━━ RECORDS SHOWN ━━
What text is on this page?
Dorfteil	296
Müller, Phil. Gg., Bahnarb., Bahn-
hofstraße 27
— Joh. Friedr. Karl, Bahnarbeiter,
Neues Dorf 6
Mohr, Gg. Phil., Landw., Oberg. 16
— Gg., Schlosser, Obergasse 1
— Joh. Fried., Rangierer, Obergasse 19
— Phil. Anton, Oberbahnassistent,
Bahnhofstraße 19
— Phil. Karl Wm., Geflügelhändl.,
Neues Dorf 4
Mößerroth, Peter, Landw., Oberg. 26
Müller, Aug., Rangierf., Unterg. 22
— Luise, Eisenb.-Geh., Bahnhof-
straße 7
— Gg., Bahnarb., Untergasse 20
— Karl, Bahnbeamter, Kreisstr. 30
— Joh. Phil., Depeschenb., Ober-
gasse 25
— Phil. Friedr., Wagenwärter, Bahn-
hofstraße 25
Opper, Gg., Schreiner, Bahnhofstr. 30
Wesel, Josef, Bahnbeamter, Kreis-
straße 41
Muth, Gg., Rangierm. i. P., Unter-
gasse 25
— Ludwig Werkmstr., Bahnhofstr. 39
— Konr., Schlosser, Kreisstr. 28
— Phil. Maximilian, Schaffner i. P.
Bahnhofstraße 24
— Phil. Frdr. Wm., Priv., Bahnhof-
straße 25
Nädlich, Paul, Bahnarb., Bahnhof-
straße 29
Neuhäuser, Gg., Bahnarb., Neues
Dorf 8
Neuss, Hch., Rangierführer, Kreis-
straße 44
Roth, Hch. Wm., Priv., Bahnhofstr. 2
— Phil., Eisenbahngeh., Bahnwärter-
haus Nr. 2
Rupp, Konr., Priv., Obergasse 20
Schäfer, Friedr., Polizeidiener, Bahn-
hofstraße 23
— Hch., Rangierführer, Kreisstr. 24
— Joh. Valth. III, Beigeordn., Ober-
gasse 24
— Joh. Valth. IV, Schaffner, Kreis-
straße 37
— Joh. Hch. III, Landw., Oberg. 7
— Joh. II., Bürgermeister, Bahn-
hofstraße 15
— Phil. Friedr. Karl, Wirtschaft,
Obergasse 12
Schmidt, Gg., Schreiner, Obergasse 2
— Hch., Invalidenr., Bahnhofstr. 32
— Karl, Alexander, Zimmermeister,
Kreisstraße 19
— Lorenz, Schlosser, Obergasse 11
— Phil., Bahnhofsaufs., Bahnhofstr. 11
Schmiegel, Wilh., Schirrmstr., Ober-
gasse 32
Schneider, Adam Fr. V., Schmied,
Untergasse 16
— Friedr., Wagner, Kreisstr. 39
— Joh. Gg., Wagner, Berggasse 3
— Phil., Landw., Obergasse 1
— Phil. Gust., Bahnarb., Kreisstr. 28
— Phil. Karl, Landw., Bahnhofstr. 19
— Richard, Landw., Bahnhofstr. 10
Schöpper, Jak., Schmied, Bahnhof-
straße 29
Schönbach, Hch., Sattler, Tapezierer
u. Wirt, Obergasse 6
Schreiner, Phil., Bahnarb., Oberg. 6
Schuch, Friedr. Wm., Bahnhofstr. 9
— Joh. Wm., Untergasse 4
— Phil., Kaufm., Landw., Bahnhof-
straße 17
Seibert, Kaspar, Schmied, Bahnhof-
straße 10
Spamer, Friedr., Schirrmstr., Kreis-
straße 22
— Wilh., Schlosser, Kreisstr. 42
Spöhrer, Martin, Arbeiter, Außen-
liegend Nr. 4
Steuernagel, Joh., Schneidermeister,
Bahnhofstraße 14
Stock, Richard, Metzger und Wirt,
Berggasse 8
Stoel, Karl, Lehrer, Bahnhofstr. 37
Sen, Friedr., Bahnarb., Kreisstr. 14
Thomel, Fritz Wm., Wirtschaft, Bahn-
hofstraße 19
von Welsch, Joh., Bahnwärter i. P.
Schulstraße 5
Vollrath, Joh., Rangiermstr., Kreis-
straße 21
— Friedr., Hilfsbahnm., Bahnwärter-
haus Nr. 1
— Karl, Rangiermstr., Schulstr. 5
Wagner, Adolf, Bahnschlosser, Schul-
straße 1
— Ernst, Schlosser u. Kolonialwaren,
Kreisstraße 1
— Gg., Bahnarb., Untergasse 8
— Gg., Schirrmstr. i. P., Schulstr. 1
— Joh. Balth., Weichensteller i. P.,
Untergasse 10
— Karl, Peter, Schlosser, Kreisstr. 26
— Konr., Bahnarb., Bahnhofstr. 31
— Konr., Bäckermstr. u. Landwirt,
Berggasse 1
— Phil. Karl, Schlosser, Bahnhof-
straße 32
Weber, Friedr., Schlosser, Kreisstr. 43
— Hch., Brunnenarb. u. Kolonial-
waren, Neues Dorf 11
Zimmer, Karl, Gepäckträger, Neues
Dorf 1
━━━
* WORK TO COMPLETE
Go through the data and return every record exactly.

* RESULT BELOW
What text is on this page?
Dorfteil	296
Müller, Phil. Gg., Bahnarb., Bahn-
hofstraße 27
— Joh. Friedr. Karl, Bahnarbeiter,
Neues Dorf 6
Mohr, Gg. Phil., Landw., Oberg. 16
— Gg., Schlosser, Obergasse 1
— Joh. Fried., Rangierer, Obergasse 19
— Phil. Anton, Oberbahnassistent,
Bahnhofstraße 19
— Phil. Karl Wm., Geflügelhändl.,
Neues Dorf 4
Mößerroth, Peter, Landw., Oberg. 26
Müller, Aug., Rangierf., Unterg. 22
— Luise, Eisenb.-Geh., Bahnhof-
straße 7
— Gg., Bahnarb., Untergasse 20
— Karl, Bahnbeamter, Kreisstr. 30
— Joh. Phil., Depeschenb., Ober-
gasse 25
— Phil. Friedr., Wagenwärter, Bahn-
hofstraße 25
Opper, Gg., Schreiner, Bahnhofstr. 30
Wesel, Josef, Bahnbeamter, Kreis-
straße 41
Muth, Gg., Rangierm. i. P., Unter-
gasse 25
— Ludwig Werkmstr., Bahnhofstr. 39
— Konr., Schlosser, Kreisstr. 28
— Phil. Maximilian, Schaffner i. P.
Bahnhofstraße 24
— Phil. Frdr. Wm., Priv., Bahnhof-
straße 25
Nädlich, Paul, Bahnarb., Bahnhof-
straße 29
Neuhäuser, Gg., Bahnarb., Neues
Dorf 8
Neuss, Hch., Rangierführer, Kreis-
straße 44
Roth, Hch. Wm., Priv., Bahnhofstr. 2
— Phil., Eisenbahngeh., Bahnwärter-
haus Nr. 2
Rupp, Konr., Priv., Obergasse 20
Schäfer, Friedr., Polizeidiener, Bahn-
hofstraße 23
— Hch., Rangierführer, Kreisstr. 24
— Joh. Valth. III, Beigeordn., Ober-
gasse 24
— Joh. Valth. IV, Schaffner, Kreis-
straße 37
— Joh. Hch. III, Landw., Oberg. 7
— Joh. II., Bürgermeister, Bahn-
hofstraße 15
— Phil. Friedr. Karl, Wirtschaft,
Obergasse 12
Schmidt, Gg., Schreiner, Obergasse 2
— Hch., Invalidenr., Bahnhofstr. 32
— Karl, Alexander, Zimmermeister,
Kreisstraße 19
— Lorenz, Schlosser, Obergasse 11
— Phil., Bahnhofsaufs., Bahnhofstr. 11
Schmiegel, Wilh., Schirrmstr., Ober-
gasse 32
Schneider, Adam Fr. V., Schmied,
Untergasse 16
— Friedr., Wagner, Kreisstr. 39
— Joh. Gg., Wagner, Berggasse 3
— Phil., Landw., Obergasse 1
— Phil. Gust., Bahnarb., Kreisstr. 28
— Phil. Karl, Landw., Bahnhofstr. 19
— Richard, Landw., Bahnhofstr. 10
Schöpper, Jak., Schmied, Bahnhof-
straße 29
Schönbach, Hch., Sattler, Tapezierer
u. Wirt, Obergasse 6
Schreiner, Phil., Bahnarb., Oberg. 6
Schuch, Friedr. Wm., Bahnhofstr. 9
— Joh. Wm., Untergasse 4
— Phil., Kaufm., Landw., Bahnhof-
straße 17
Seibert, Kaspar, Schmied, Bahnhof-
straße 10
Spamer, Friedr., Schirrmstr., Kreis-
straße 22
— Wilh., Schlosser, Kreisstr. 42
Spöhrer, Martin, Arbeiter, Außen-
liegend Nr. 4
Steuernagel, Joh., Schneidermeister,
Bahnhofstraße 14
Stock, Richard, Metzger und Wirt,
Berggasse 8
Stoel, Karl, Lehrer, Bahnhofstr. 37
Sen, Friedr., Bahnarb., Kreisstr. 14
Thomel, Fritz Wm., Wirtschaft, Bahn-
hofstraße 19
von Welsch, Joh., Bahnwärter i. P.
Schulstraße 5
Vollrath, Joh., Rangiermstr., Kreis-
straße 21
— Friedr., Hilfsbahnm., Bahnwärter-
haus Nr. 1
— Karl, Rangiermstr., Schulstr. 5
Wagner, Adolf, Bahnschlosser, Schul-
straße 1
— Ernst, Schlosser u. Kolonialwaren,
Kreisstraße 1
— Gg., Bahnarb., Untergasse 8
— Gg., Schirrmstr. i. P., Schulstr. 1
— Joh. Balth., Weichensteller i. P.,
Untergasse 10
— Karl, Peter, Schlosser, Kreisstr. 26
— Konr., Bahnarb., Bahnhofstr. 31
— Konr., Bäckermstr. u. Landwirt,
Berggasse 1
— Phil. Karl, Schlosser, Bahnhof-
straße 32
Weber, Friedr., Schlosser, Kreisstr. 43
— Hch., Brunnenarb. u. Kolonial-
waren, Neues Dorf 11
Zimmer, Karl, Gepäckträger, Neues
Dorf 1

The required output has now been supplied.